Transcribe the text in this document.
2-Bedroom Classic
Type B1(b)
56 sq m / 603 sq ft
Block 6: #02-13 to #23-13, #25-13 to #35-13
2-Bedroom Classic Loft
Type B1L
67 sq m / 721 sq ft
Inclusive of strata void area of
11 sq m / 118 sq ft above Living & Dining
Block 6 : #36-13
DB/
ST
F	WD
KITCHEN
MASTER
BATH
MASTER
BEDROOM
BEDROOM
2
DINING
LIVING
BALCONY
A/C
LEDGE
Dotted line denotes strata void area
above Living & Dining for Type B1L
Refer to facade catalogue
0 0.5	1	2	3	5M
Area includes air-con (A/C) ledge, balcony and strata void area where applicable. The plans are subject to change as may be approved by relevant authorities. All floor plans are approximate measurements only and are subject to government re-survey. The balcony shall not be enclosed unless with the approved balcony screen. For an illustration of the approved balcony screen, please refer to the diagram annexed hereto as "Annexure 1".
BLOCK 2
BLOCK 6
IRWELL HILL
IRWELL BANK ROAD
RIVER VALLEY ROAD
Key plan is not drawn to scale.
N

+ + + + +

Identify the lines that contain the string "strata", and copy every one of them.

Response below
Inclusive of strata void area of
Dotted line denotes strata void area
Area includes air-con (A/C) ledge, balcony and strata void area where applicable. The plans are subject to change as may be approved by relevant authorities. All floor plans are approximate measurements only and are subject to government re-survey. The balcony shall not be enclosed unless with the approved balcony screen. For an illustration of the approved balcony screen, please refer to the diagram annexed hereto as "Annexure 1".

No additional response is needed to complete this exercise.